WHAT TO PRODUCE
Reproduce the rows word for word, starting with the very first row and ending with the line that contains "- y-tick-label: 50: [56, 236, 70, 246]", including that line.

--- START ---

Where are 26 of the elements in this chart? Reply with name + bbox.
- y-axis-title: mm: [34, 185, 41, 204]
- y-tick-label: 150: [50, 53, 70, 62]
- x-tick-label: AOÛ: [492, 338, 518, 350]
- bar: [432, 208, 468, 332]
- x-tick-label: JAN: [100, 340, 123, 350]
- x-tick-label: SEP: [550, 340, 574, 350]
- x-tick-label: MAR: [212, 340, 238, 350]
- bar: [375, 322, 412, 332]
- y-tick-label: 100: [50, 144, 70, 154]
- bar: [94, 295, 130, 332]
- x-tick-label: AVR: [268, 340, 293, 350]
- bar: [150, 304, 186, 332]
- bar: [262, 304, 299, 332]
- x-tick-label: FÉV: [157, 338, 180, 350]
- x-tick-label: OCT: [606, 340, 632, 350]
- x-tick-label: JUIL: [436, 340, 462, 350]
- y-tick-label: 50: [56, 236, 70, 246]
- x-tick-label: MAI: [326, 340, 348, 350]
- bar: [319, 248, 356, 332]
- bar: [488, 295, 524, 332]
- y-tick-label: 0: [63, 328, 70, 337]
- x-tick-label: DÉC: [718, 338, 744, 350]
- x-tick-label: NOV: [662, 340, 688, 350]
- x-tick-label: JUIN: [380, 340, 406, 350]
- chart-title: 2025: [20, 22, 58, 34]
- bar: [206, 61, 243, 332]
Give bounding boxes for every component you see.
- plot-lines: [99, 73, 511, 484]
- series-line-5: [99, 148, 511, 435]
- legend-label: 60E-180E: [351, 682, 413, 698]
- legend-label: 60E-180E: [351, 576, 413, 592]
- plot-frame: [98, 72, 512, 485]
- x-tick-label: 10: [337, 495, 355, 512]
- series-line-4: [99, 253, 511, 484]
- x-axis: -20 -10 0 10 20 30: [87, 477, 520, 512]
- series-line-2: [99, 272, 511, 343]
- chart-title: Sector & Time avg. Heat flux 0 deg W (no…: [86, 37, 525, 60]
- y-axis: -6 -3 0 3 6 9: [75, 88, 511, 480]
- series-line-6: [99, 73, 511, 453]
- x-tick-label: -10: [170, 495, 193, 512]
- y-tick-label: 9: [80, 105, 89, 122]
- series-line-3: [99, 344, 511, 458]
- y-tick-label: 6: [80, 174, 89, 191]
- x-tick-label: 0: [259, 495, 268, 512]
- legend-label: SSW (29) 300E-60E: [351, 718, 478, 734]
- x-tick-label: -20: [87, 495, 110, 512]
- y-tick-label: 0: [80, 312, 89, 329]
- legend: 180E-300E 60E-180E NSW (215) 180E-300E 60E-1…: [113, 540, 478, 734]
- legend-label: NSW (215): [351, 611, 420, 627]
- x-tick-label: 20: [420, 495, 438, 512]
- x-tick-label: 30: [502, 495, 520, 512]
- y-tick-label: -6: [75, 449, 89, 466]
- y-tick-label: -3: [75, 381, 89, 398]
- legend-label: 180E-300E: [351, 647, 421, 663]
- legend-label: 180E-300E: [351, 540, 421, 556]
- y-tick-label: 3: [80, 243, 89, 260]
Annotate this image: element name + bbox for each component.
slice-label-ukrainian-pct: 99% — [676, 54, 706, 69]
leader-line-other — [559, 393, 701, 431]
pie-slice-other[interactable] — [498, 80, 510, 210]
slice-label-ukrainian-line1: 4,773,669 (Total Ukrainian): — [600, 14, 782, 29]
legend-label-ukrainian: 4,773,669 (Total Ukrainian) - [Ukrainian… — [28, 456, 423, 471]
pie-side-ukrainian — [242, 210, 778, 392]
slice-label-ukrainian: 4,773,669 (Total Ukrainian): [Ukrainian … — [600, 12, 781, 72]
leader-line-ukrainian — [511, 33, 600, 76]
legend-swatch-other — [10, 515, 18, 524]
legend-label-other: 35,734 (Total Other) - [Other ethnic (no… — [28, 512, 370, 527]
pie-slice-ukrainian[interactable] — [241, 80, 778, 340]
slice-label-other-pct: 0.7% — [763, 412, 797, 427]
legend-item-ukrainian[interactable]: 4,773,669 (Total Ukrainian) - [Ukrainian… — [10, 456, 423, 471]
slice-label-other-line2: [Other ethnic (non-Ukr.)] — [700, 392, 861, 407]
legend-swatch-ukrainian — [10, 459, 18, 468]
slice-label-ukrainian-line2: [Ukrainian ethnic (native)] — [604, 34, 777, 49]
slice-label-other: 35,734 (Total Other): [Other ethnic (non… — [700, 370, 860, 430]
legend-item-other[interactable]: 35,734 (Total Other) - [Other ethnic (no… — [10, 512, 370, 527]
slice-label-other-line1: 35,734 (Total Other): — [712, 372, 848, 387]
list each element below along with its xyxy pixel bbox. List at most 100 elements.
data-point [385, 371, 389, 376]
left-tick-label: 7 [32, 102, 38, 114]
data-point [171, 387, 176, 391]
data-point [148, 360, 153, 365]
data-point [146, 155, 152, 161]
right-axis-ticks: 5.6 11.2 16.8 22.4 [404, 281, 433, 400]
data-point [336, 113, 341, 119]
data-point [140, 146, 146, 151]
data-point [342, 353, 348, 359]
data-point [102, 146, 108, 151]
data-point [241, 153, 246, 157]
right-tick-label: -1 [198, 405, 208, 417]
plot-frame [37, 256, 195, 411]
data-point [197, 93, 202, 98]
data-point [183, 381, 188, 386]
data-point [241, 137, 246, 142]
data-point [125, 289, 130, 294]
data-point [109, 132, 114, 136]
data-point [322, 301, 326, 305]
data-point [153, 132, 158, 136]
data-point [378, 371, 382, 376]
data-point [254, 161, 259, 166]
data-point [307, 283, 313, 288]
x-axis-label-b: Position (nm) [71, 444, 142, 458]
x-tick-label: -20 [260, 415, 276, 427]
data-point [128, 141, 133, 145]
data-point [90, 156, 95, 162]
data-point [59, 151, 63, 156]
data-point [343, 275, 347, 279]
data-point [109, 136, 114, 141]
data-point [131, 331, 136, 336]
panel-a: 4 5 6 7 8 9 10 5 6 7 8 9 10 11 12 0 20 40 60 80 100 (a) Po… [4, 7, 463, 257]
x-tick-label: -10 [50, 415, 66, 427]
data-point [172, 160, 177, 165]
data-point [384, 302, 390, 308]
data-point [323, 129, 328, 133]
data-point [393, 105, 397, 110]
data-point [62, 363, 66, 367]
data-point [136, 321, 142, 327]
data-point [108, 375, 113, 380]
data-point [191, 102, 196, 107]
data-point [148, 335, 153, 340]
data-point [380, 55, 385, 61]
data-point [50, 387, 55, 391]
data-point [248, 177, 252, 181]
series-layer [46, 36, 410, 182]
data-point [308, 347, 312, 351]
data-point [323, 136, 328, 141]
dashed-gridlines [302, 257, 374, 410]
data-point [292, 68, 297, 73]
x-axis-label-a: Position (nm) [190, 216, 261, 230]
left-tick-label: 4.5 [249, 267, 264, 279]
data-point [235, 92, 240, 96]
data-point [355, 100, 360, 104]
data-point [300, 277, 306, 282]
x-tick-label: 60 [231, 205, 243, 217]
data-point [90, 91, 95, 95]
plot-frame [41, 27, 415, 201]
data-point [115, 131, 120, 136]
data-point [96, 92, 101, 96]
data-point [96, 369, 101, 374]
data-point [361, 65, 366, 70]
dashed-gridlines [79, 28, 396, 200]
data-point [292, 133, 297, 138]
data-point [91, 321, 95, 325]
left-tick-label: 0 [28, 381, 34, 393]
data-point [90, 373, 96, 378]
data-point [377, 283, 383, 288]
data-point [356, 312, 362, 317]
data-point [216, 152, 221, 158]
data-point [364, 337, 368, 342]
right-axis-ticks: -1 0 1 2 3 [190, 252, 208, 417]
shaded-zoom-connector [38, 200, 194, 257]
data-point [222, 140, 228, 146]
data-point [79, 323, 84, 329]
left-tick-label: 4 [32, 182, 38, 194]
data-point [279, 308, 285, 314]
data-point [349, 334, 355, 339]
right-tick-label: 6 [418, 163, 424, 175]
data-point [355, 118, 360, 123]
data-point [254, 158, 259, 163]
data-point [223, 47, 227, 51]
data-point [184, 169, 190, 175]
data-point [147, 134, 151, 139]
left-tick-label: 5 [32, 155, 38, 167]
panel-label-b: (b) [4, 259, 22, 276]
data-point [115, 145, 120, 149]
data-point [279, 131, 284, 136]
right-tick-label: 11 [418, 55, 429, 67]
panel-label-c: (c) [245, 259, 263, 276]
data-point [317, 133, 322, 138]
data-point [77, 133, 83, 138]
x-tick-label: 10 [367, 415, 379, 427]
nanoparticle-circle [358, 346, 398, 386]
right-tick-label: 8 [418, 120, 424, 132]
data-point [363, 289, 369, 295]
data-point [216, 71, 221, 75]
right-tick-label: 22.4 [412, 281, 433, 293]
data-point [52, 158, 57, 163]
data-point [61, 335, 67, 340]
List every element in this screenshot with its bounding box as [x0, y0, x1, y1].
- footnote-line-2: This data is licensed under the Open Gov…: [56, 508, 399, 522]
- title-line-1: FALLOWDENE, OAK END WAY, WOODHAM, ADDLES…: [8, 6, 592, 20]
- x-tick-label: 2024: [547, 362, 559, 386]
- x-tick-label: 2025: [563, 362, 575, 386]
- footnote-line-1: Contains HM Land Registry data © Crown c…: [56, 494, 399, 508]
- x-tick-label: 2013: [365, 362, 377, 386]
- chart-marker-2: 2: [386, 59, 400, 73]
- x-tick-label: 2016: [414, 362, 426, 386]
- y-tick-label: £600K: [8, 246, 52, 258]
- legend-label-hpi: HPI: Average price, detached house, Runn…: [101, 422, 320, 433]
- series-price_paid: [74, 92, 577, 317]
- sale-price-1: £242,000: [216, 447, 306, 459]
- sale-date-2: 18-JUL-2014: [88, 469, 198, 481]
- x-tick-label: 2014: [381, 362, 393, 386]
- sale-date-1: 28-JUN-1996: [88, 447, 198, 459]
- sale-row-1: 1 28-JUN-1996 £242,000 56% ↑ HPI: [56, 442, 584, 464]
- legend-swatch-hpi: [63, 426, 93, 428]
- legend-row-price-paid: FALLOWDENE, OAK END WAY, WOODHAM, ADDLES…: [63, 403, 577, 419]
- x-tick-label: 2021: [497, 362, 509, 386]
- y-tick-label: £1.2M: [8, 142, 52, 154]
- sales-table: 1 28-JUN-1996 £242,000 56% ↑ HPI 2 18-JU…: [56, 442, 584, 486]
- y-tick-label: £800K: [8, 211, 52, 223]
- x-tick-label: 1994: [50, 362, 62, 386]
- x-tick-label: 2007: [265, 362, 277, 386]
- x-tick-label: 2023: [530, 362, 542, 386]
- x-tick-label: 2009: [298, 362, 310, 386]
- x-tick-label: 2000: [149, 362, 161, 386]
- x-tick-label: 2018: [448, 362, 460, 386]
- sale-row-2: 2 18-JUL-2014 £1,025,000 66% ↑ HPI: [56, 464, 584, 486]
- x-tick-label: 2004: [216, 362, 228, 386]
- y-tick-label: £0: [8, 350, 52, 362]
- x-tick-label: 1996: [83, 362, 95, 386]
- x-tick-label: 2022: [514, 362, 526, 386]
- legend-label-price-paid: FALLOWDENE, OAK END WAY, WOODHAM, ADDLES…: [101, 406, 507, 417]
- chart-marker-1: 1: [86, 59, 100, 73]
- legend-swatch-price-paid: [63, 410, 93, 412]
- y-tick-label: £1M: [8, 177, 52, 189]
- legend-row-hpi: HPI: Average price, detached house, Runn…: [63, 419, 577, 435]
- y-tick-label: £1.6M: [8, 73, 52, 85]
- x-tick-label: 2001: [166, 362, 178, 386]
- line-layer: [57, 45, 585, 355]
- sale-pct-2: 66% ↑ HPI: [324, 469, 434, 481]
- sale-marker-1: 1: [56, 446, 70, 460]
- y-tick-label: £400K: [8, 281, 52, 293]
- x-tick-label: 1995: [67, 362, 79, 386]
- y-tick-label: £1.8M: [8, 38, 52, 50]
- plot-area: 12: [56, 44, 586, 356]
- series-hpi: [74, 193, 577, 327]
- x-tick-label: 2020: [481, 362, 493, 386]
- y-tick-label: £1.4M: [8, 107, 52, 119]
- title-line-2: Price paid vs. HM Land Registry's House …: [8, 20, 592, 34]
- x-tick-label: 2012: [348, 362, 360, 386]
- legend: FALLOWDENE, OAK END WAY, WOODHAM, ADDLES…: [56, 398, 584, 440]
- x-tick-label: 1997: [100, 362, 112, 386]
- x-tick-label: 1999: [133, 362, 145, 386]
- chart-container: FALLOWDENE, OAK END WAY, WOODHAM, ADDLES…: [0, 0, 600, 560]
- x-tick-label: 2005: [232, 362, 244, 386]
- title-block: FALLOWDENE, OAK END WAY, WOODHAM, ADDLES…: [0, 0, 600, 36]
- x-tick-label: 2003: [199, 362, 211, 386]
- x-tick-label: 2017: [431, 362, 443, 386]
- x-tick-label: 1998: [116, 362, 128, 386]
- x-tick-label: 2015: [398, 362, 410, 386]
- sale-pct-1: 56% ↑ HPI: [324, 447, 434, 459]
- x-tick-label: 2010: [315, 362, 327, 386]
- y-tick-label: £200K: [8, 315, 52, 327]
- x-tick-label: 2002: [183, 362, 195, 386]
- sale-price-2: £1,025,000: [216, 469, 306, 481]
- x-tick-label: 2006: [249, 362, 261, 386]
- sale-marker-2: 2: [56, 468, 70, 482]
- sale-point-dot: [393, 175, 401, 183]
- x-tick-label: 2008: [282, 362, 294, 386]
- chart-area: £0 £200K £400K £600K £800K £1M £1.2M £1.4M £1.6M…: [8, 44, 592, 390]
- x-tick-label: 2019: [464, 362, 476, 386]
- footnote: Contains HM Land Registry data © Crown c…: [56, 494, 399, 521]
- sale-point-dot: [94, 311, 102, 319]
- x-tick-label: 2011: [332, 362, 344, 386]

--- END ---

RESULT
Where are 26 of the elements in this chart? Reply with name + bbox.
- y-axis-title: mm: [34, 185, 41, 204]
- y-tick-label: 150: [50, 53, 70, 62]
- x-tick-label: AOÛ: [492, 338, 518, 350]
- bar: [432, 208, 468, 332]
- x-tick-label: JAN: [100, 340, 123, 350]
- x-tick-label: SEP: [550, 340, 574, 350]
- x-tick-label: MAR: [212, 340, 238, 350]
- bar: [375, 322, 412, 332]
- y-tick-label: 100: [50, 144, 70, 154]
- bar: [94, 295, 130, 332]
- x-tick-label: AVR: [268, 340, 293, 350]
- bar: [150, 304, 186, 332]
- bar: [262, 304, 299, 332]
- x-tick-label: FÉV: [157, 338, 180, 350]
- x-tick-label: OCT: [606, 340, 632, 350]
- x-tick-label: JUIL: [436, 340, 462, 350]
- y-tick-label: 50: [56, 236, 70, 246]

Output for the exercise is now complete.